Task statement
Give every entry again, word for word.

## start Records

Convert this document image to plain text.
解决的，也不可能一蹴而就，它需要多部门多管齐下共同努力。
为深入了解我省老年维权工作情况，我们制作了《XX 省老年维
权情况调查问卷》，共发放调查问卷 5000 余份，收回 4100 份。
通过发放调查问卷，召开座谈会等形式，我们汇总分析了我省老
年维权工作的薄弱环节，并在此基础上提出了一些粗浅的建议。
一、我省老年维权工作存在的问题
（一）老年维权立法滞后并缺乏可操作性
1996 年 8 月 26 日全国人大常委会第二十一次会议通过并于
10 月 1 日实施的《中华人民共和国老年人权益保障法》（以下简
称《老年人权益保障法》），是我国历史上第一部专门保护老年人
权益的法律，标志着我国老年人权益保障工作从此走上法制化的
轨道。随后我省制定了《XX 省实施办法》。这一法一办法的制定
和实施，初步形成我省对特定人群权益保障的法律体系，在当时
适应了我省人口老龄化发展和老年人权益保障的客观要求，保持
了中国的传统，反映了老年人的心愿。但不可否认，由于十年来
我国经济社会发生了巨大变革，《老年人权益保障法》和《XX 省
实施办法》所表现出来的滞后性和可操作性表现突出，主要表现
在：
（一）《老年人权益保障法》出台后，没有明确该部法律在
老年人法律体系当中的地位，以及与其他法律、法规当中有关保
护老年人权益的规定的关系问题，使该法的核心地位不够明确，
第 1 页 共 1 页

## end Records

Final result
Convert this document image to plain text.
解决的，也不可能一蹴而就，它需要多部门多管齐下共同努力。
为深入了解我省老年维权工作情况，我们制作了《XX 省老年维
权情况调查问卷》，共发放调查问卷 5000 余份，收回 4100 份。
通过发放调查问卷，召开座谈会等形式，我们汇总分析了我省老
年维权工作的薄弱环节，并在此基础上提出了一些粗浅的建议。
一、我省老年维权工作存在的问题
（一）老年维权立法滞后并缺乏可操作性
1996 年 8 月 26 日全国人大常委会第二十一次会议通过并于
10 月 1 日实施的《中华人民共和国老年人权益保障法》（以下简
称《老年人权益保障法》），是我国历史上第一部专门保护老年人
权益的法律，标志着我国老年人权益保障工作从此走上法制化的
轨道。随后我省制定了《XX 省实施办法》。这一法一办法的制定
和实施，初步形成我省对特定人群权益保障的法律体系，在当时
适应了我省人口老龄化发展和老年人权益保障的客观要求，保持
了中国的传统，反映了老年人的心愿。但不可否认，由于十年来
我国经济社会发生了巨大变革，《老年人权益保障法》和《XX 省
实施办法》所表现出来的滞后性和可操作性表现突出，主要表现
在：
（一）《老年人权益保障法》出台后，没有明确该部法律在
老年人法律体系当中的地位，以及与其他法律、法规当中有关保
护老年人权益的规定的关系问题，使该法的核心地位不够明确，
第 1 页 共 1 页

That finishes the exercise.